### Short task:
Write out every record below exactly as it appears.

++++++++++

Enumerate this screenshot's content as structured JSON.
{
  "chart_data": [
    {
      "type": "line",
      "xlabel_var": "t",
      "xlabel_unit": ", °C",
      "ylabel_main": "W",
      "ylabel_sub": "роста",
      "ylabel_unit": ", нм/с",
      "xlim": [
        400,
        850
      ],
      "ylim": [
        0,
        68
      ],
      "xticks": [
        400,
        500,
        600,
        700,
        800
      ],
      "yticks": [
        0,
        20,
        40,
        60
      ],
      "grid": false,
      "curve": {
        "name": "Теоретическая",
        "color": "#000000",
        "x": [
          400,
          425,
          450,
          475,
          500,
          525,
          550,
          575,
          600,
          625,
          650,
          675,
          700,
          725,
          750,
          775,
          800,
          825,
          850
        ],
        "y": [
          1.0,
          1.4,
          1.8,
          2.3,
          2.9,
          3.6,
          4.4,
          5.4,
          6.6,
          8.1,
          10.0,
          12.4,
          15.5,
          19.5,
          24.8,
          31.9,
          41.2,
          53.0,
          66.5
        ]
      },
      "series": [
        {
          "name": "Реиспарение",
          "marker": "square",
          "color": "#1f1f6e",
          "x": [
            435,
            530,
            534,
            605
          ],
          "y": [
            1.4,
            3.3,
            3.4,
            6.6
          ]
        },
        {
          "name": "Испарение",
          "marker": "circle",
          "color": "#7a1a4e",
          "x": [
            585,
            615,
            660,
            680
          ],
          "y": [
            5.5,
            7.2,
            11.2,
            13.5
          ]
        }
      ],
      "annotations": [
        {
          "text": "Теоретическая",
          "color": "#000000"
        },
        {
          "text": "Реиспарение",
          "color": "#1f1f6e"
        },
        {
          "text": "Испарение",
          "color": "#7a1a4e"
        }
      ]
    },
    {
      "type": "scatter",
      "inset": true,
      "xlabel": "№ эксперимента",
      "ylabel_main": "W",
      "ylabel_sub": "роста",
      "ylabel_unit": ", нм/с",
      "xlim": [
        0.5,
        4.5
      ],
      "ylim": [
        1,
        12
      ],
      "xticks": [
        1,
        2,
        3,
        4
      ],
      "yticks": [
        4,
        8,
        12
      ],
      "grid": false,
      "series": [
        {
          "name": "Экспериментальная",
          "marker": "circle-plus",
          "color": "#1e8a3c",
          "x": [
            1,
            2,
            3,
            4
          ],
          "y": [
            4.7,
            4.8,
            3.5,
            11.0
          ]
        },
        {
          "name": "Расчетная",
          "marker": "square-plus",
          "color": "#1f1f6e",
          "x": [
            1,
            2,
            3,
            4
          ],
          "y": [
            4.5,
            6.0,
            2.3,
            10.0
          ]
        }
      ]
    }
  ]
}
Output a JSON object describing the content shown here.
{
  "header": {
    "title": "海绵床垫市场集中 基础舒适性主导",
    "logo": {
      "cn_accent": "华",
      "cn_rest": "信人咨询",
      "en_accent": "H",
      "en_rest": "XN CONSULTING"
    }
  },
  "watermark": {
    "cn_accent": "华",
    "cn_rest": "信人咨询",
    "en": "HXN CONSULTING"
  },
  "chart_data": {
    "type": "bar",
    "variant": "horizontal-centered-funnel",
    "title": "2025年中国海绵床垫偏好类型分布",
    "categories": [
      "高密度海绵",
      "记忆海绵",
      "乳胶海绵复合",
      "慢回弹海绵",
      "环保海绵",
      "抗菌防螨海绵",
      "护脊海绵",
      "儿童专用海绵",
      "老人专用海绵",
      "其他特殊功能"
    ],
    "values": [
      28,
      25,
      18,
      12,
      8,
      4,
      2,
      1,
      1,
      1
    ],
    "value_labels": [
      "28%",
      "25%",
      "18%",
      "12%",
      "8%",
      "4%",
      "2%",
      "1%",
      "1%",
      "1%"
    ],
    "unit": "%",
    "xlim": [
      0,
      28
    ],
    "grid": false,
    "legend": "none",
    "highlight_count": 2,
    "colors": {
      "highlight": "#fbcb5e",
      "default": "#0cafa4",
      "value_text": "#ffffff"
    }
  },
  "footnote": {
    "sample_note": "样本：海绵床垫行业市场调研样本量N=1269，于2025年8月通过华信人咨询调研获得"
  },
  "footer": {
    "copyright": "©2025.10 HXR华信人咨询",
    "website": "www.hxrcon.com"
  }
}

++++++++++

### Written reply:
Enumerate this screenshot's content as structured JSON.
{
  "chart_data": [
    {
      "type": "line",
      "xlabel_var": "t",
      "xlabel_unit": ", °C",
      "ylabel_main": "W",
      "ylabel_sub": "роста",
      "ylabel_unit": ", нм/с",
      "xlim": [
        400,
        850
      ],
      "ylim": [
        0,
        68
      ],
      "xticks": [
        400,
        500,
        600,
        700,
        800
      ],
      "yticks": [
        0,
        20,
        40,
        60
      ],
      "grid": false,
      "curve": {
        "name": "Теоретическая",
        "color": "#000000",
        "x": [
          400,
          425,
          450,
          475,
          500,
          525,
          550,
          575,
          600,
          625,
          650,
          675,
          700,
          725,
          750,
          775,
          800,
          825,
          850
        ],
        "y": [
          1.0,
          1.4,
          1.8,
          2.3,
          2.9,
          3.6,
          4.4,
          5.4,
          6.6,
          8.1,
          10.0,
          12.4,
          15.5,
          19.5,
          24.8,
          31.9,
          41.2,
          53.0,
          66.5
        ]
      },
      "series": [
        {
          "name": "Реиспарение",
          "marker": "square",
          "color": "#1f1f6e",
          "x": [
            435,
            530,
            534,
            605
          ],
          "y": [
            1.4,
            3.3,
            3.4,
            6.6
          ]
        },
        {
          "name": "Испарение",
          "marker": "circle",
          "color": "#7a1a4e",
          "x": [
            585,
            615,
            660,
            680
          ],
          "y": [
            5.5,
            7.2,
            11.2,
            13.5
          ]
        }
      ],
      "annotations": [
        {
          "text": "Теоретическая",
          "color": "#000000"
        },
        {
          "text": "Реиспарение",
          "color": "#1f1f6e"
        },
        {
          "text": "Испарение",
          "color": "#7a1a4e"
        }
      ]
    },
    {
      "type": "scatter",
      "inset": true,
      "xlabel": "№ эксперимента",
      "ylabel_main": "W",
      "ylabel_sub": "роста",
      "ylabel_unit": ", нм/с",
      "xlim": [
        0.5,
        4.5
      ],
      "ylim": [
        1,
        12
      ],
      "xticks": [
        1,
        2,
        3,
        4
      ],
      "yticks": [
        4,
        8,
        12
      ],
      "grid": false,
      "series": [
        {
          "name": "Экспериментальная",
          "marker": "circle-plus",
          "color": "#1e8a3c",
          "x": [
            1,
            2,
            3,
            4
          ],
          "y": [
            4.7,
            4.8,
            3.5,
            11.0
          ]
        },
        {
          "name": "Расчетная",
          "marker": "square-plus",
          "color": "#1f1f6e",
          "x": [
            1,
            2,
            3,
            4
          ],
          "y": [
            4.5,
            6.0,
            2.3,
            10.0
          ]
        }
      ]
    }
  ]
}
Output a JSON object describing the content shown here.
{
  "header": {
    "title": "海绵床垫市场集中 基础舒适性主导",
    "logo": {
      "cn_accent": "华",
      "cn_rest": "信人咨询",
      "en_accent": "H",
      "en_rest": "XN CONSULTING"
    }
  },
  "watermark": {
    "cn_accent": "华",
    "cn_rest": "信人咨询",
    "en": "HXN CONSULTING"
  },
  "chart_data": {
    "type": "bar",
    "variant": "horizontal-centered-funnel",
    "title": "2025年中国海绵床垫偏好类型分布",
    "categories": [
      "高密度海绵",
      "记忆海绵",
      "乳胶海绵复合",
      "慢回弹海绵",
      "环保海绵",
      "抗菌防螨海绵",
      "护脊海绵",
      "儿童专用海绵",
      "老人专用海绵",
      "其他特殊功能"
    ],
    "values": [
      28,
      25,
      18,
      12,
      8,
      4,
      2,
      1,
      1,
      1
    ],
    "value_labels": [
      "28%",
      "25%",
      "18%",
      "12%",
      "8%",
      "4%",
      "2%",
      "1%",
      "1%",
      "1%"
    ],
    "unit": "%",
    "xlim": [
      0,
      28
    ],
    "grid": false,
    "legend": "none",
    "highlight_count": 2,
    "colors": {
      "highlight": "#fbcb5e",
      "default": "#0cafa4",
      "value_text": "#ffffff"
    }
  },
  "footnote": {
    "sample_note": "样本：海绵床垫行业市场调研样本量N=1269，于2025年8月通过华信人咨询调研获得"
  },
  "footer": {
    "copyright": "©2025.10 HXR华信人咨询",
    "website": "www.hxrcon.com"
  }
}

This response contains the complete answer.